-- WHAT THIS TASK INVOLVES --
Say how many lines in the records include the string "rgba", adding no other words.

☆ ☆ ☆ ☆ ☆

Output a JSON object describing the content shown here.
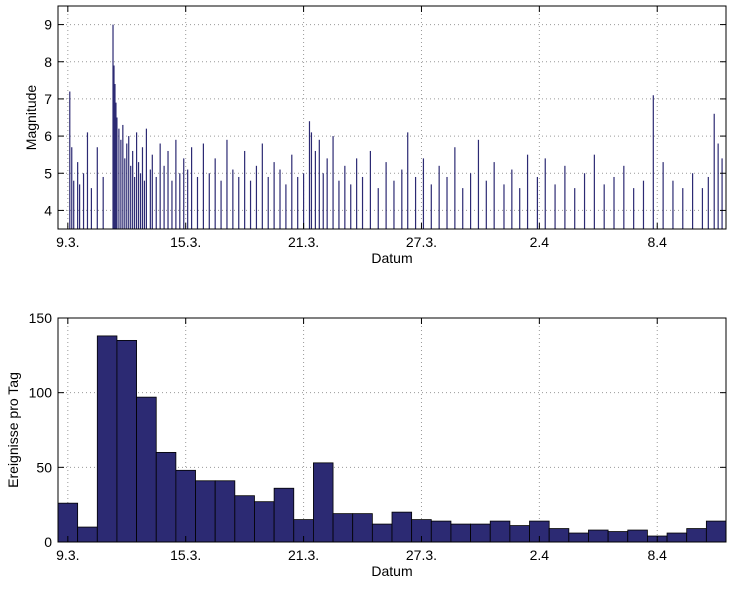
{
  "chart_data": [
    {
      "type": "stem",
      "ylabel": "Magnitude",
      "xlabel": "Datum",
      "color": "#2c2a73",
      "grid": true,
      "xlim": [
        -0.5,
        33.5
      ],
      "ylim": [
        3.5,
        9.5
      ],
      "xticks": [
        {
          "value": 0,
          "label": "9.3."
        },
        {
          "value": 6,
          "label": "15.3."
        },
        {
          "value": 12,
          "label": "21.3."
        },
        {
          "value": 18,
          "label": "27.3."
        },
        {
          "value": 24,
          "label": "2.4"
        },
        {
          "value": 30,
          "label": "8.4"
        }
      ],
      "yticks": [
        4,
        5,
        6,
        7,
        8,
        9
      ],
      "x": [
        0.1,
        0.2,
        0.3,
        0.5,
        0.6,
        0.8,
        1.0,
        1.2,
        1.5,
        1.8,
        2.3,
        2.35,
        2.4,
        2.45,
        2.5,
        2.6,
        2.7,
        2.8,
        2.9,
        3.0,
        3.1,
        3.2,
        3.3,
        3.4,
        3.5,
        3.6,
        3.7,
        3.8,
        3.9,
        4.0,
        4.2,
        4.3,
        4.5,
        4.7,
        4.9,
        5.1,
        5.3,
        5.5,
        5.7,
        5.9,
        6.1,
        6.3,
        6.6,
        6.9,
        7.2,
        7.5,
        7.8,
        8.1,
        8.4,
        8.7,
        9.0,
        9.3,
        9.6,
        9.9,
        10.2,
        10.5,
        10.8,
        11.1,
        11.4,
        11.7,
        12.0,
        12.3,
        12.4,
        12.6,
        12.8,
        13.0,
        13.2,
        13.5,
        13.8,
        14.1,
        14.4,
        14.7,
        15.0,
        15.4,
        15.8,
        16.2,
        16.6,
        17.0,
        17.3,
        17.7,
        18.1,
        18.5,
        18.9,
        19.3,
        19.7,
        20.1,
        20.5,
        20.9,
        21.3,
        21.7,
        22.2,
        22.6,
        23.0,
        23.4,
        23.9,
        24.3,
        24.8,
        25.3,
        25.8,
        26.3,
        26.8,
        27.3,
        27.8,
        28.3,
        28.8,
        29.3,
        29.8,
        30.3,
        30.8,
        31.3,
        31.8,
        32.3,
        32.6,
        32.9,
        33.1,
        33.3
      ],
      "values": [
        7.2,
        5.7,
        4.8,
        5.3,
        4.7,
        5.0,
        6.1,
        4.6,
        5.7,
        4.9,
        9.0,
        7.9,
        7.4,
        6.9,
        6.5,
        6.2,
        5.9,
        6.3,
        5.4,
        5.8,
        6.0,
        5.2,
        5.6,
        4.9,
        6.1,
        5.3,
        5.0,
        5.7,
        4.8,
        6.2,
        5.1,
        5.5,
        4.9,
        5.8,
        5.2,
        5.6,
        4.8,
        5.9,
        5.0,
        5.4,
        5.1,
        5.7,
        4.9,
        5.8,
        5.0,
        5.4,
        4.8,
        5.9,
        5.1,
        4.9,
        5.6,
        4.8,
        5.2,
        5.8,
        4.9,
        5.3,
        5.1,
        4.7,
        5.5,
        4.9,
        5.0,
        6.4,
        6.1,
        5.6,
        5.9,
        5.0,
        5.4,
        6.0,
        4.8,
        5.2,
        4.7,
        5.4,
        4.9,
        5.6,
        4.6,
        5.3,
        4.8,
        5.1,
        6.1,
        4.9,
        5.4,
        4.7,
        5.2,
        4.9,
        5.7,
        4.6,
        5.0,
        5.9,
        4.8,
        5.3,
        4.7,
        5.1,
        4.6,
        5.5,
        4.9,
        5.4,
        4.7,
        5.2,
        4.6,
        5.0,
        5.5,
        4.7,
        4.9,
        5.2,
        4.6,
        4.8,
        7.1,
        5.3,
        4.8,
        4.6,
        5.0,
        4.6,
        4.9,
        6.6,
        5.8,
        5.4
      ]
    },
    {
      "type": "histogram",
      "ylabel": "Ereignisse pro Tag",
      "xlabel": "Datum",
      "color": "#2c2a73",
      "grid": true,
      "xlim": [
        -0.5,
        33.5
      ],
      "ylim": [
        0,
        150
      ],
      "xticks": [
        {
          "value": 0,
          "label": "9.3."
        },
        {
          "value": 6,
          "label": "15.3."
        },
        {
          "value": 12,
          "label": "21.3."
        },
        {
          "value": 18,
          "label": "27.3."
        },
        {
          "value": 24,
          "label": "2.4"
        },
        {
          "value": 30,
          "label": "8.4"
        }
      ],
      "yticks": [
        0,
        50,
        100,
        150
      ],
      "bins": [
        -0.5,
        0.5,
        1.5,
        2.5,
        3.5,
        4.5,
        5.5,
        6.5,
        7.5,
        8.5,
        9.5,
        10.5,
        11.5,
        12.5,
        13.5,
        14.5,
        15.5,
        16.5,
        17.5,
        18.5,
        19.5,
        20.5,
        21.5,
        22.5,
        23.5,
        24.5,
        25.5,
        26.5,
        27.5,
        28.5,
        29.5,
        30.5,
        31.5,
        32.5,
        33.5
      ],
      "values": [
        26,
        10,
        138,
        135,
        97,
        60,
        48,
        41,
        41,
        31,
        27,
        36,
        15,
        53,
        19,
        19,
        12,
        20,
        15,
        14,
        12,
        12,
        14,
        11,
        14,
        9,
        6,
        8,
        7,
        8,
        4,
        6,
        9,
        14
      ]
    }
  ]
}
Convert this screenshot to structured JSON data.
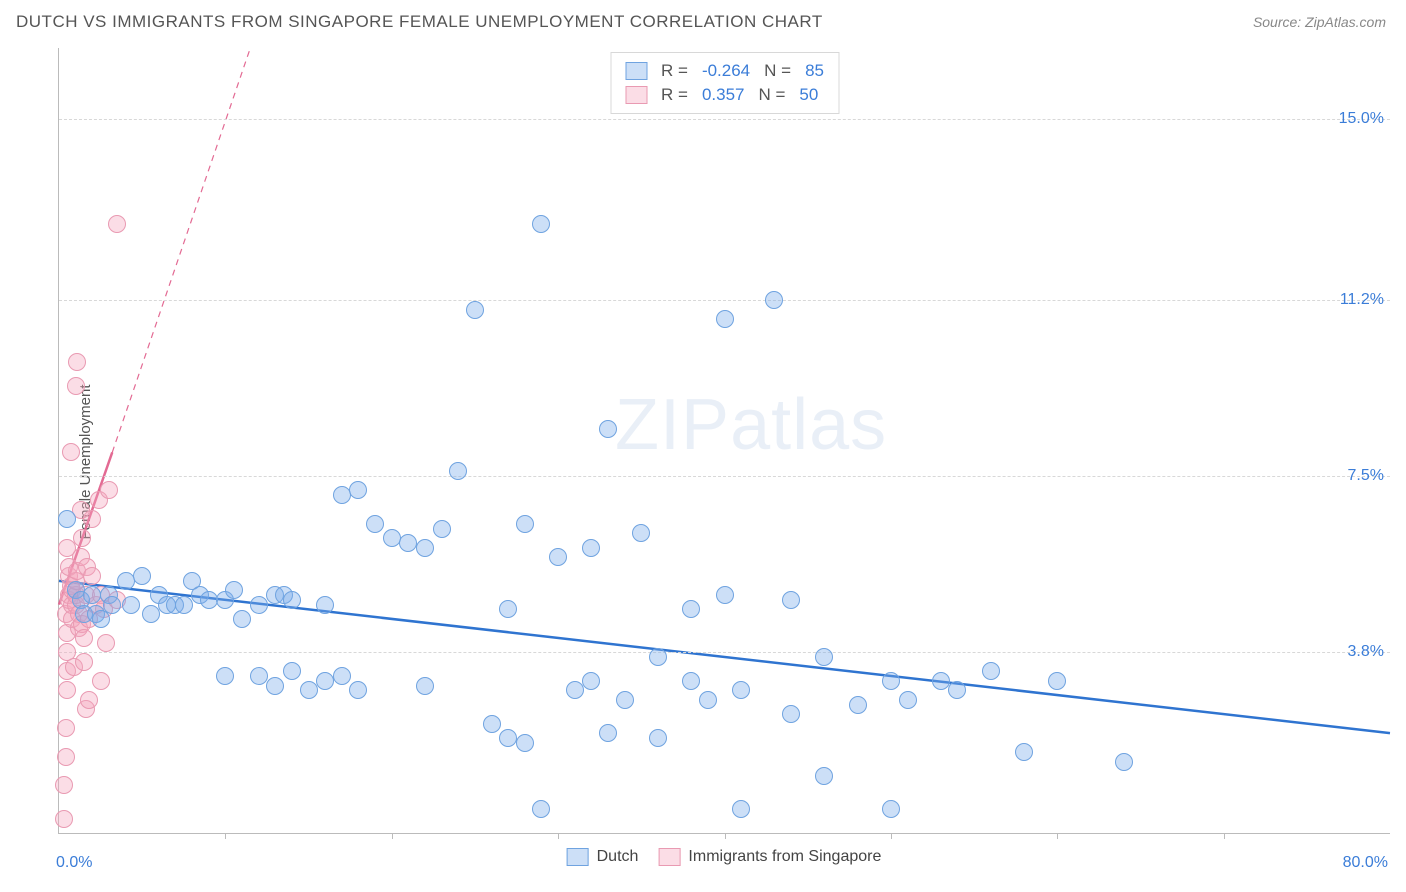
{
  "header": {
    "title": "DUTCH VS IMMIGRANTS FROM SINGAPORE FEMALE UNEMPLOYMENT CORRELATION CHART",
    "source": "Source: ZipAtlas.com"
  },
  "ylabel": "Female Unemployment",
  "watermark": {
    "bold": "ZIP",
    "light": "atlas"
  },
  "axes": {
    "xmin": 0,
    "xmax": 80,
    "ymin": 0,
    "ymax": 16.5,
    "x0_label": "0.0%",
    "x1_label": "80.0%",
    "yticks": [
      {
        "v": 3.8,
        "label": "3.8%"
      },
      {
        "v": 7.5,
        "label": "7.5%"
      },
      {
        "v": 11.2,
        "label": "11.2%"
      },
      {
        "v": 15.0,
        "label": "15.0%"
      }
    ],
    "xticks": [
      10,
      20,
      30,
      40,
      50,
      60,
      70
    ],
    "grid_color": "#d8d8d8",
    "axis_color": "#bbbbbb",
    "tick_label_color": "#3b7dd8",
    "tick_fontsize": 16
  },
  "series": {
    "dutch": {
      "label": "Dutch",
      "fill": "rgba(120,170,235,0.38)",
      "stroke": "#6fa3e0",
      "marker_radius": 9,
      "R": "-0.264",
      "N": "85",
      "trend": {
        "x1": 0,
        "y1": 5.3,
        "x2": 80,
        "y2": 2.1,
        "stroke": "#2f74d0",
        "width": 2.5,
        "dash": ""
      },
      "points": [
        [
          0.5,
          6.6
        ],
        [
          1.0,
          5.1
        ],
        [
          1.3,
          4.9
        ],
        [
          1.5,
          4.6
        ],
        [
          2.0,
          5.0
        ],
        [
          2.2,
          4.6
        ],
        [
          2.5,
          4.5
        ],
        [
          3.0,
          5.0
        ],
        [
          3.2,
          4.8
        ],
        [
          4.0,
          5.3
        ],
        [
          4.3,
          4.8
        ],
        [
          5.0,
          5.4
        ],
        [
          5.5,
          4.6
        ],
        [
          6.0,
          5.0
        ],
        [
          6.5,
          4.8
        ],
        [
          7.0,
          4.8
        ],
        [
          7.5,
          4.8
        ],
        [
          8.0,
          5.3
        ],
        [
          8.5,
          5.0
        ],
        [
          9.0,
          4.9
        ],
        [
          10,
          4.9
        ],
        [
          10.5,
          5.1
        ],
        [
          11,
          4.5
        ],
        [
          12,
          4.8
        ],
        [
          13,
          5.0
        ],
        [
          13.5,
          5.0
        ],
        [
          14,
          4.9
        ],
        [
          10,
          3.3
        ],
        [
          12,
          3.3
        ],
        [
          13,
          3.1
        ],
        [
          14,
          3.4
        ],
        [
          15,
          3.0
        ],
        [
          16,
          3.2
        ],
        [
          17,
          3.3
        ],
        [
          18,
          3.0
        ],
        [
          17,
          7.1
        ],
        [
          18,
          7.2
        ],
        [
          19,
          6.5
        ],
        [
          20,
          6.2
        ],
        [
          21,
          6.1
        ],
        [
          22,
          6.0
        ],
        [
          23,
          6.4
        ],
        [
          16,
          4.8
        ],
        [
          26,
          2.3
        ],
        [
          27,
          2.0
        ],
        [
          28,
          1.9
        ],
        [
          22,
          3.1
        ],
        [
          24,
          7.6
        ],
        [
          25,
          11.0
        ],
        [
          27,
          4.7
        ],
        [
          28,
          6.5
        ],
        [
          29,
          0.5
        ],
        [
          29,
          12.8
        ],
        [
          30,
          5.8
        ],
        [
          31,
          3.0
        ],
        [
          32,
          3.2
        ],
        [
          32,
          6.0
        ],
        [
          33,
          2.1
        ],
        [
          33,
          8.5
        ],
        [
          34,
          2.8
        ],
        [
          35,
          6.3
        ],
        [
          36,
          2.0
        ],
        [
          36,
          3.7
        ],
        [
          38,
          4.7
        ],
        [
          38,
          3.2
        ],
        [
          39,
          2.8
        ],
        [
          40,
          10.8
        ],
        [
          40,
          5.0
        ],
        [
          41,
          3.0
        ],
        [
          41,
          0.5
        ],
        [
          43,
          11.2
        ],
        [
          44,
          4.9
        ],
        [
          44,
          2.5
        ],
        [
          46,
          3.7
        ],
        [
          46,
          1.2
        ],
        [
          48,
          2.7
        ],
        [
          50,
          3.2
        ],
        [
          50,
          0.5
        ],
        [
          51,
          2.8
        ],
        [
          53,
          3.2
        ],
        [
          54,
          3.0
        ],
        [
          56,
          3.4
        ],
        [
          58,
          1.7
        ],
        [
          60,
          3.2
        ],
        [
          64,
          1.5
        ]
      ]
    },
    "immigrants": {
      "label": "Immigrants from Singapore",
      "fill": "rgba(245,165,190,0.38)",
      "stroke": "#e99ab2",
      "marker_radius": 9,
      "R": "0.357",
      "N": "50",
      "trend_solid": {
        "x1": 0,
        "y1": 4.8,
        "x2": 3.2,
        "y2": 8.0,
        "stroke": "#e36a93",
        "width": 2.5
      },
      "trend_dash": {
        "x1": 3.2,
        "y1": 8.0,
        "x2": 11.5,
        "y2": 16.5,
        "stroke": "#e36a93",
        "width": 1.2,
        "dash": "6 5"
      },
      "points": [
        [
          0.3,
          0.3
        ],
        [
          0.3,
          1.0
        ],
        [
          0.4,
          1.6
        ],
        [
          0.5,
          3.0
        ],
        [
          0.5,
          3.4
        ],
        [
          0.5,
          3.8
        ],
        [
          0.5,
          4.2
        ],
        [
          0.4,
          4.6
        ],
        [
          0.6,
          4.9
        ],
        [
          0.6,
          5.0
        ],
        [
          0.7,
          5.2
        ],
        [
          0.6,
          5.4
        ],
        [
          0.6,
          5.6
        ],
        [
          0.8,
          4.5
        ],
        [
          0.8,
          4.8
        ],
        [
          0.8,
          5.1
        ],
        [
          1.0,
          4.8
        ],
        [
          1.0,
          5.0
        ],
        [
          1.0,
          5.3
        ],
        [
          1.1,
          5.5
        ],
        [
          1.2,
          4.3
        ],
        [
          1.2,
          4.6
        ],
        [
          1.3,
          5.8
        ],
        [
          1.4,
          4.4
        ],
        [
          1.4,
          6.2
        ],
        [
          1.5,
          4.1
        ],
        [
          1.6,
          5.0
        ],
        [
          1.6,
          2.6
        ],
        [
          1.7,
          5.6
        ],
        [
          1.8,
          4.5
        ],
        [
          2.0,
          5.4
        ],
        [
          2.0,
          6.6
        ],
        [
          2.2,
          4.8
        ],
        [
          2.4,
          7.0
        ],
        [
          2.5,
          5.0
        ],
        [
          2.7,
          4.7
        ],
        [
          3.0,
          7.2
        ],
        [
          3.5,
          4.9
        ],
        [
          0.4,
          2.2
        ],
        [
          0.7,
          8.0
        ],
        [
          1.0,
          9.4
        ],
        [
          1.1,
          9.9
        ],
        [
          1.3,
          6.8
        ],
        [
          0.5,
          6.0
        ],
        [
          1.8,
          2.8
        ],
        [
          2.5,
          3.2
        ],
        [
          2.8,
          4.0
        ],
        [
          3.5,
          12.8
        ],
        [
          0.9,
          3.5
        ],
        [
          1.5,
          3.6
        ]
      ]
    }
  },
  "legend_top": {
    "r_label": "R =",
    "n_label": "N ="
  },
  "legend_bottom": {
    "items": [
      "dutch",
      "immigrants"
    ]
  },
  "background_color": "#ffffff"
}
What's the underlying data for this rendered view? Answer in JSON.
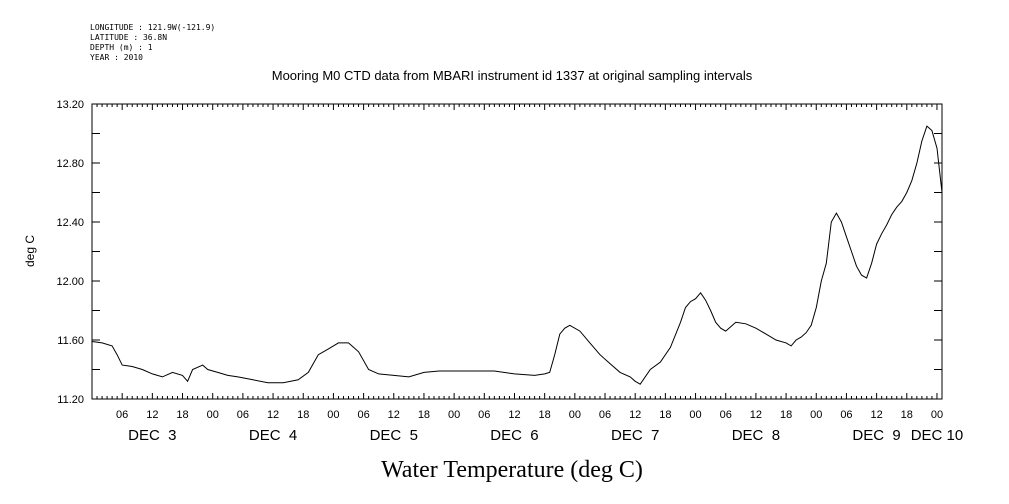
{
  "header": {
    "meta_lines": [
      "LONGITUDE : 121.9W(-121.9)",
      "LATITUDE : 36.8N",
      "DEPTH (m) : 1",
      "YEAR : 2010"
    ]
  },
  "chart_data": {
    "type": "line",
    "title": "Mooring M0 CTD data from MBARI instrument id 1337 at original sampling intervals",
    "xlabel": "Water Temperature (deg C)",
    "ylabel": "deg C",
    "xlim": [
      "2010-12-03T00:00",
      "2010-12-10T01:00"
    ],
    "ylim": [
      11.2,
      13.2
    ],
    "yticks": [
      "11.20",
      "11.60",
      "12.00",
      "12.40",
      "12.80",
      "13.20"
    ],
    "hour_tick_labels": [
      "06",
      "12",
      "18",
      "00",
      "06",
      "12",
      "18",
      "00",
      "06",
      "12",
      "18",
      "00",
      "06",
      "12",
      "18",
      "00",
      "06",
      "12",
      "18",
      "00",
      "06",
      "12",
      "18",
      "00",
      "06",
      "12",
      "18",
      "00"
    ],
    "day_labels": [
      "DEC  3",
      "DEC  4",
      "DEC  5",
      "DEC  6",
      "DEC  7",
      "DEC  8",
      "DEC  9",
      "DEC 10"
    ],
    "grid": false,
    "series": [
      {
        "color": "#000000",
        "x": [
          "2010-12-03T00:00",
          "2010-12-03T02:00",
          "2010-12-03T04:00",
          "2010-12-03T05:00",
          "2010-12-03T06:00",
          "2010-12-03T08:00",
          "2010-12-03T10:00",
          "2010-12-03T12:00",
          "2010-12-03T14:00",
          "2010-12-03T16:00",
          "2010-12-03T18:00",
          "2010-12-03T19:00",
          "2010-12-03T20:00",
          "2010-12-03T22:00",
          "2010-12-03T23:00",
          "2010-12-04T01:00",
          "2010-12-04T03:00",
          "2010-12-04T05:00",
          "2010-12-04T08:00",
          "2010-12-04T11:00",
          "2010-12-04T14:00",
          "2010-12-04T17:00",
          "2010-12-04T19:00",
          "2010-12-04T21:00",
          "2010-12-04T23:00",
          "2010-12-05T01:00",
          "2010-12-05T03:00",
          "2010-12-05T05:00",
          "2010-12-05T07:00",
          "2010-12-05T09:00",
          "2010-12-05T12:00",
          "2010-12-05T15:00",
          "2010-12-05T18:00",
          "2010-12-05T21:00",
          "2010-12-06T00:00",
          "2010-12-06T04:00",
          "2010-12-06T08:00",
          "2010-12-06T12:00",
          "2010-12-06T16:00",
          "2010-12-06T18:00",
          "2010-12-06T19:00",
          "2010-12-06T20:00",
          "2010-12-06T21:00",
          "2010-12-06T22:00",
          "2010-12-06T23:00",
          "2010-12-07T01:00",
          "2010-12-07T03:00",
          "2010-12-07T05:00",
          "2010-12-07T07:00",
          "2010-12-07T09:00",
          "2010-12-07T11:00",
          "2010-12-07T12:00",
          "2010-12-07T13:00",
          "2010-12-07T15:00",
          "2010-12-07T17:00",
          "2010-12-07T19:00",
          "2010-12-07T21:00",
          "2010-12-07T22:00",
          "2010-12-07T23:00",
          "2010-12-08T00:00",
          "2010-12-08T01:00",
          "2010-12-08T02:00",
          "2010-12-08T03:00",
          "2010-12-08T04:00",
          "2010-12-08T05:00",
          "2010-12-08T06:00",
          "2010-12-08T08:00",
          "2010-12-08T10:00",
          "2010-12-08T12:00",
          "2010-12-08T14:00",
          "2010-12-08T16:00",
          "2010-12-08T18:00",
          "2010-12-08T19:00",
          "2010-12-08T20:00",
          "2010-12-08T21:00",
          "2010-12-08T22:00",
          "2010-12-08T23:00",
          "2010-12-09T00:00",
          "2010-12-09T01:00",
          "2010-12-09T02:00",
          "2010-12-09T03:00",
          "2010-12-09T04:00",
          "2010-12-09T05:00",
          "2010-12-09T06:00",
          "2010-12-09T07:00",
          "2010-12-09T08:00",
          "2010-12-09T09:00",
          "2010-12-09T10:00",
          "2010-12-09T11:00",
          "2010-12-09T12:00",
          "2010-12-09T13:00",
          "2010-12-09T14:00",
          "2010-12-09T15:00",
          "2010-12-09T16:00",
          "2010-12-09T17:00",
          "2010-12-09T18:00",
          "2010-12-09T19:00",
          "2010-12-09T20:00",
          "2010-12-09T21:00",
          "2010-12-09T22:00",
          "2010-12-09T23:00",
          "2010-12-10T00:00",
          "2010-12-10T01:00"
        ],
        "y": [
          11.59,
          11.58,
          11.56,
          11.5,
          11.43,
          11.42,
          11.4,
          11.37,
          11.35,
          11.38,
          11.36,
          11.32,
          11.4,
          11.43,
          11.4,
          11.38,
          11.36,
          11.35,
          11.33,
          11.31,
          11.31,
          11.33,
          11.38,
          11.5,
          11.54,
          11.58,
          11.58,
          11.52,
          11.4,
          11.37,
          11.36,
          11.35,
          11.38,
          11.39,
          11.39,
          11.39,
          11.39,
          11.37,
          11.36,
          11.37,
          11.38,
          11.5,
          11.64,
          11.68,
          11.7,
          11.66,
          11.58,
          11.5,
          11.44,
          11.38,
          11.35,
          11.32,
          11.3,
          11.4,
          11.45,
          11.55,
          11.72,
          11.82,
          11.86,
          11.88,
          11.92,
          11.87,
          11.8,
          11.72,
          11.68,
          11.66,
          11.72,
          11.71,
          11.68,
          11.64,
          11.6,
          11.58,
          11.56,
          11.6,
          11.62,
          11.65,
          11.7,
          11.82,
          12.0,
          12.12,
          12.4,
          12.46,
          12.4,
          12.3,
          12.2,
          12.1,
          12.04,
          12.02,
          12.12,
          12.25,
          12.32,
          12.38,
          12.45,
          12.5,
          12.54,
          12.6,
          12.68,
          12.8,
          12.95,
          13.05,
          13.02,
          12.9,
          12.6
        ]
      }
    ]
  }
}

☆ ☆ ☆ ☆ ☆

-- FULL RESPONSE --
2